======== Data excerpts

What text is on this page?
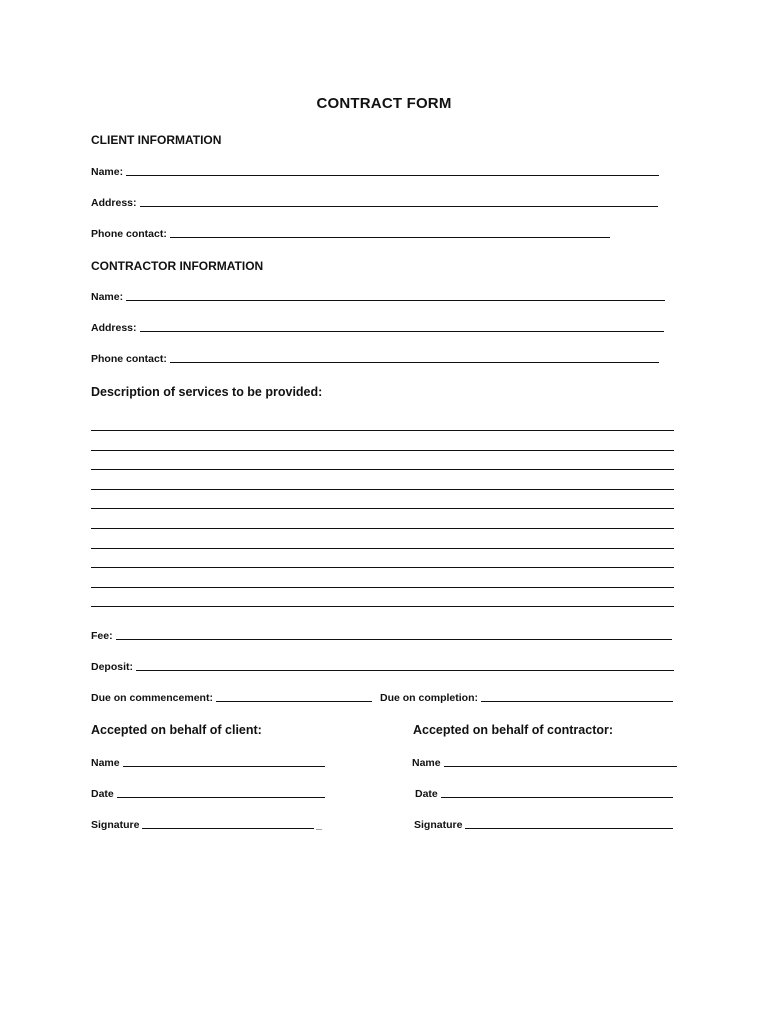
CONTRACT FORM
CLIENT INFORMATION
Name:
Address:
Phone contact:
CONTRACTOR INFORMATION
Name:
Address:
Phone contact:
Description of services to be provided:
Fee:
Deposit:
Due on commencement:	Due on completion:
Accepted on behalf of client:
Name
Date
Signature	_
Accepted on behalf of contractor:
Name
Date
Signature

================

• _Goal_: Your task is to copy the entries in full and exactly, without any images.

• _Solution_:
What text is on this page?
CONTRACT FORM
CLIENT INFORMATION
Name:
Address:
Phone contact:
CONTRACTOR INFORMATION
Name:
Address:
Phone contact:
Description of services to be provided:
Fee:
Deposit:
Due on commencement:	Due on completion:
Accepted on behalf of client:
Name
Date
Signature	_
Accepted on behalf of contractor:
Name
Date
Signature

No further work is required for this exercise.